**BRIEF**
In the copy, include every entry exactly but none of the images.

>> start SUPPLIED DATA

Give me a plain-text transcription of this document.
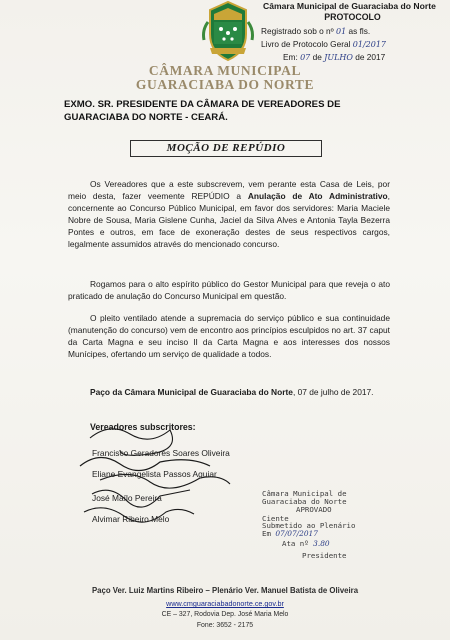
CÂMARA MUNICIPAL
GUARACIABA DO NORTE
Câmara Municipal de Guaraciaba do Norte
PROTOCOLO
Registrado sob o nº 01 as fls.
Livro de Protocolo Geral 01/2017
Em: 07 de JULHO de 2017
EXMO. SR. PRESIDENTE DA CÂMARA DE VEREADORES DE GUARACIABA DO NORTE - CEARÁ.
MOÇÃO DE REPÚDIO
Os Vereadores que a este subscrevem, vem perante esta Casa de Leis, por meio desta, fazer veemente REPÚDIO a Anulação de Ato Administrativo, concernente ao Concurso Público Municipal, em favor dos servidores: Maria Maciele Nobre de Sousa, Maria Gislene Cunha, Jaciel da Silva Alves e Antonia Tayla Bezerra Pontes e outros, em face de exoneração destes de seus respectivos cargos, legalmente assumidos através do mencionado concurso.
Rogamos para o alto espírito público do Gestor Municipal para que reveja o ato praticado de anulação do Concurso Municipal em questão.
O pleito ventilado atende a supremacia do serviço público e sua continuidade (manutenção do concurso) vem de encontro aos princípios esculpidos no art. 37 caput da Carta Magna e seu inciso II da Carta Magna e aos interesses dos nossos Munícipes, ofertando um serviço de qualidade a todos.
Paço da Câmara Municipal de Guaraciaba do Norte, 07 de julho de 2017.
Vereadores subscritores:
Francisco Geradores Soares Oliveira
Eliane Evangelista Passos Aguiar
José Maílo Pereira
Alvimar Ribeiro Melo
Câmara Municipal de
Guaraciaba do Norte
APROVADO
Ciente
Submetido ao Plenário
Em 07/07/2017
Ata nº 3.80
Presidente
Paço Ver. Luiz Martins Ribeiro – Plenário Ver. Manuel Batista de Oliveira
www.cmguaraciabadonorte.ce.gov.br
CE – 327, Rodovia Dep. José Maria Melo
Fone: 3652 - 2175
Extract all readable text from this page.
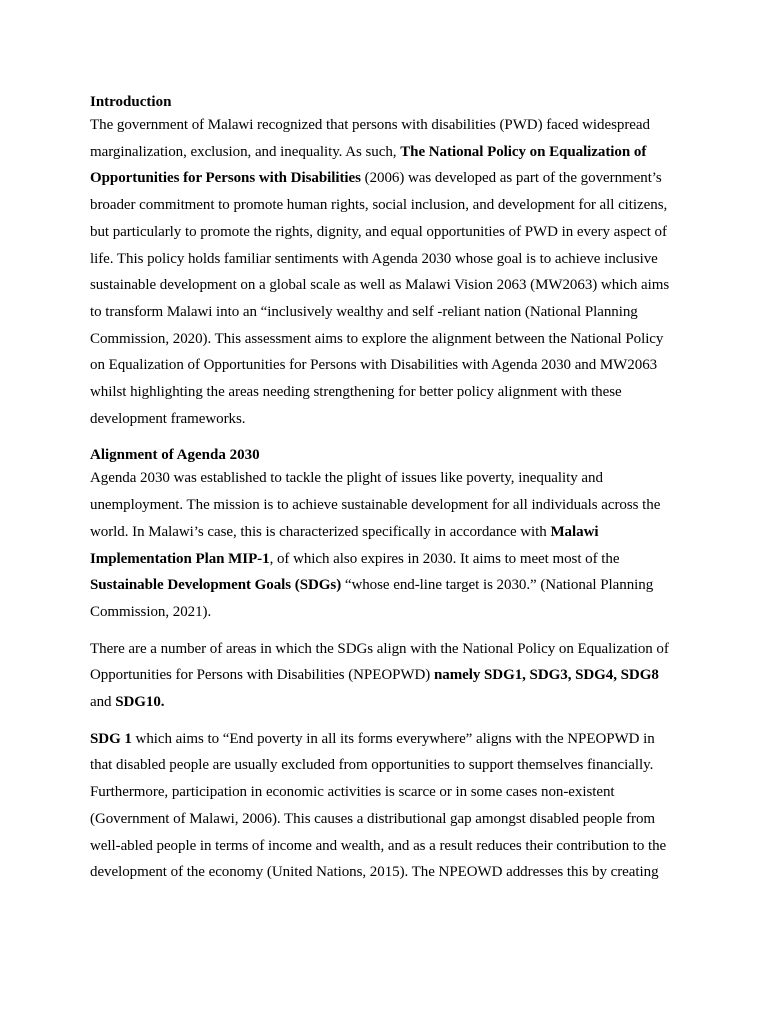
Introduction

The government of Malawi recognized that persons with disabilities (PWD) faced widespread marginalization, exclusion, and inequality. As such, The National Policy on Equalization of Opportunities for Persons with Disabilities (2006) was developed as part of the government’s broader commitment to promote human rights, social inclusion, and development for all citizens, but particularly to promote the rights, dignity, and equal opportunities of PWD in every aspect of life. This policy holds familiar sentiments with Agenda 2030 whose goal is to achieve inclusive sustainable development on a global scale as well as Malawi Vision 2063 (MW2063) which aims to transform Malawi into an “inclusively wealthy and self -reliant nation (National Planning Commission, 2020). This assessment aims to explore the alignment between the National Policy on Equalization of Opportunities for Persons with Disabilities with Agenda 2030 and MW2063 whilst highlighting the areas needing strengthening for better policy alignment with these development frameworks.

Alignment of Agenda 2030

Agenda 2030 was established to tackle the plight of issues like poverty, inequality and unemployment. The mission is to achieve sustainable development for all individuals across the world. In Malawi’s case, this is characterized specifically in accordance with Malawi Implementation Plan MIP-1, of which also expires in 2030. It aims to meet most of the Sustainable Development Goals (SDGs) “whose end-line target is 2030.” (National Planning Commission, 2021).

There are a number of areas in which the SDGs align with the National Policy on Equalization of Opportunities for Persons with Disabilities (NPEOPWD) namely SDG1, SDG3, SDG4, SDG8 and SDG10.

SDG 1 which aims to “End poverty in all its forms everywhere” aligns with the NPEOPWD in that disabled people are usually excluded from opportunities to support themselves financially. Furthermore, participation in economic activities is scarce or in some cases non-existent (Government of Malawi, 2006). This causes a distributional gap amongst disabled people from well-abled people in terms of income and wealth, and as a result reduces their contribution to the development of the economy (United Nations, 2015). The NPEOWD addresses this by creating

>> end SUPPLIED DATA

**THE OUTPUT**
Give me a plain-text transcription of this document.
CÂMARA MUNICIPAL
GUARACIABA DO NORTE
Câmara Municipal de Guaraciaba do Norte
PROTOCOLO
Registrado sob o nº 01 as fls.
Livro de Protocolo Geral 01/2017
Em: 07 de JULHO de 2017
EXMO. SR. PRESIDENTE DA CÂMARA DE VEREADORES DE GUARACIABA DO NORTE - CEARÁ.
MOÇÃO DE REPÚDIO
Os Vereadores que a este subscrevem, vem perante esta Casa de Leis, por meio desta, fazer veemente REPÚDIO a Anulação de Ato Administrativo, concernente ao Concurso Público Municipal, em favor dos servidores: Maria Maciele Nobre de Sousa, Maria Gislene Cunha, Jaciel da Silva Alves e Antonia Tayla Bezerra Pontes e outros, em face de exoneração destes de seus respectivos cargos, legalmente assumidos através do mencionado concurso.
Rogamos para o alto espírito público do Gestor Municipal para que reveja o ato praticado de anulação do Concurso Municipal em questão.
O pleito ventilado atende a supremacia do serviço público e sua continuidade (manutenção do concurso) vem de encontro aos princípios esculpidos no art. 37 caput da Carta Magna e seu inciso II da Carta Magna e aos interesses dos nossos Munícipes, ofertando um serviço de qualidade a todos.
Paço da Câmara Municipal de Guaraciaba do Norte, 07 de julho de 2017.
Vereadores subscritores:
Francisco Geradores Soares Oliveira
Eliane Evangelista Passos Aguiar
José Maílo Pereira
Alvimar Ribeiro Melo
Câmara Municipal de
Guaraciaba do Norte
APROVADO
Ciente
Submetido ao Plenário
Em 07/07/2017
Ata nº 3.80
Presidente
Paço Ver. Luiz Martins Ribeiro – Plenário Ver. Manuel Batista de Oliveira
www.cmguaraciabadonorte.ce.gov.br
CE – 327, Rodovia Dep. José Maria Melo
Fone: 3652 - 2175
Extract all readable text from this page.
Introduction

The government of Malawi recognized that persons with disabilities (PWD) faced widespread marginalization, exclusion, and inequality. As such, The National Policy on Equalization of Opportunities for Persons with Disabilities (2006) was developed as part of the government’s broader commitment to promote human rights, social inclusion, and development for all citizens, but particularly to promote the rights, dignity, and equal opportunities of PWD in every aspect of life. This policy holds familiar sentiments with Agenda 2030 whose goal is to achieve inclusive sustainable development on a global scale as well as Malawi Vision 2063 (MW2063) which aims to transform Malawi into an “inclusively wealthy and self -reliant nation (National Planning Commission, 2020). This assessment aims to explore the alignment between the National Policy on Equalization of Opportunities for Persons with Disabilities with Agenda 2030 and MW2063 whilst highlighting the areas needing strengthening for better policy alignment with these development frameworks.

Alignment of Agenda 2030

Agenda 2030 was established to tackle the plight of issues like poverty, inequality and unemployment. The mission is to achieve sustainable development for all individuals across the world. In Malawi’s case, this is characterized specifically in accordance with Malawi Implementation Plan MIP-1, of which also expires in 2030. It aims to meet most of the Sustainable Development Goals (SDGs) “whose end-line target is 2030.” (National Planning Commission, 2021).

There are a number of areas in which the SDGs align with the National Policy on Equalization of Opportunities for Persons with Disabilities (NPEOPWD) namely SDG1, SDG3, SDG4, SDG8 and SDG10.

SDG 1 which aims to “End poverty in all its forms everywhere” aligns with the NPEOPWD in that disabled people are usually excluded from opportunities to support themselves financially. Furthermore, participation in economic activities is scarce or in some cases non-existent (Government of Malawi, 2006). This causes a distributional gap amongst disabled people from well-abled people in terms of income and wealth, and as a result reduces their contribution to the development of the economy (United Nations, 2015). The NPEOWD addresses this by creating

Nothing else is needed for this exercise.